GIVEN RECORDS
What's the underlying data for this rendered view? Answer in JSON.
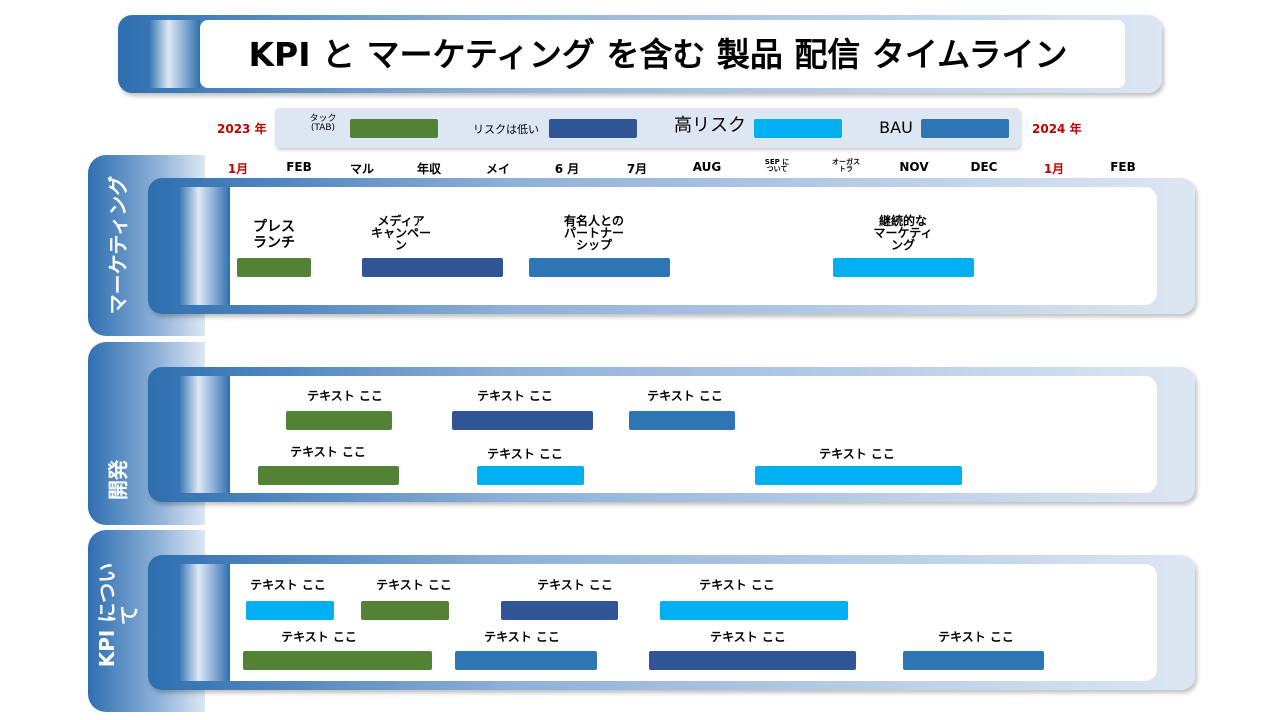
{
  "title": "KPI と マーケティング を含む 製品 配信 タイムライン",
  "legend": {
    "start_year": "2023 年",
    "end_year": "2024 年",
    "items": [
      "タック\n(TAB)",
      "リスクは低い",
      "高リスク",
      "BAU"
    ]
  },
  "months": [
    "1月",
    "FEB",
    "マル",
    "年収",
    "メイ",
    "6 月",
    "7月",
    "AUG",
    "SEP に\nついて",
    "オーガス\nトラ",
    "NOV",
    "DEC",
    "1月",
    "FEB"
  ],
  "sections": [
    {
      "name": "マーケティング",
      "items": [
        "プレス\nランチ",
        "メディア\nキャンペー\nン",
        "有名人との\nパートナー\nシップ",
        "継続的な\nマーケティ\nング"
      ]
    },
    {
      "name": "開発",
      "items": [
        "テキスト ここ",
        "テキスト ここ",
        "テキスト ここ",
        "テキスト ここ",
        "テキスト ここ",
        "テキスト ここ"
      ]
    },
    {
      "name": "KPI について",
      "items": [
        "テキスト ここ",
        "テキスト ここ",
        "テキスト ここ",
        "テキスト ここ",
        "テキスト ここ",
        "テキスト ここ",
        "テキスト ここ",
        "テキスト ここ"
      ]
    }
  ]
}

AIM
Retype the whole listing, keeping every line identical and omitting all pictures.

RESULT
What's the underlying data for this rendered view? Answer in JSON.
{
  "title": "KPI と マーケティング を含む 製品 配信 タイムライン",
  "legend": {
    "start_year": "2023 年",
    "end_year": "2024 年",
    "items": [
      "タック\n(TAB)",
      "リスクは低い",
      "高リスク",
      "BAU"
    ]
  },
  "months": [
    "1月",
    "FEB",
    "マル",
    "年収",
    "メイ",
    "6 月",
    "7月",
    "AUG",
    "SEP に\nついて",
    "オーガス\nトラ",
    "NOV",
    "DEC",
    "1月",
    "FEB"
  ],
  "sections": [
    {
      "name": "マーケティング",
      "items": [
        "プレス\nランチ",
        "メディア\nキャンペー\nン",
        "有名人との\nパートナー\nシップ",
        "継続的な\nマーケティ\nング"
      ]
    },
    {
      "name": "開発",
      "items": [
        "テキスト ここ",
        "テキスト ここ",
        "テキスト ここ",
        "テキスト ここ",
        "テキスト ここ",
        "テキスト ここ"
      ]
    },
    {
      "name": "KPI について",
      "items": [
        "テキスト ここ",
        "テキスト ここ",
        "テキスト ここ",
        "テキスト ここ",
        "テキスト ここ",
        "テキスト ここ",
        "テキスト ここ",
        "テキスト ここ"
      ]
    }
  ]
}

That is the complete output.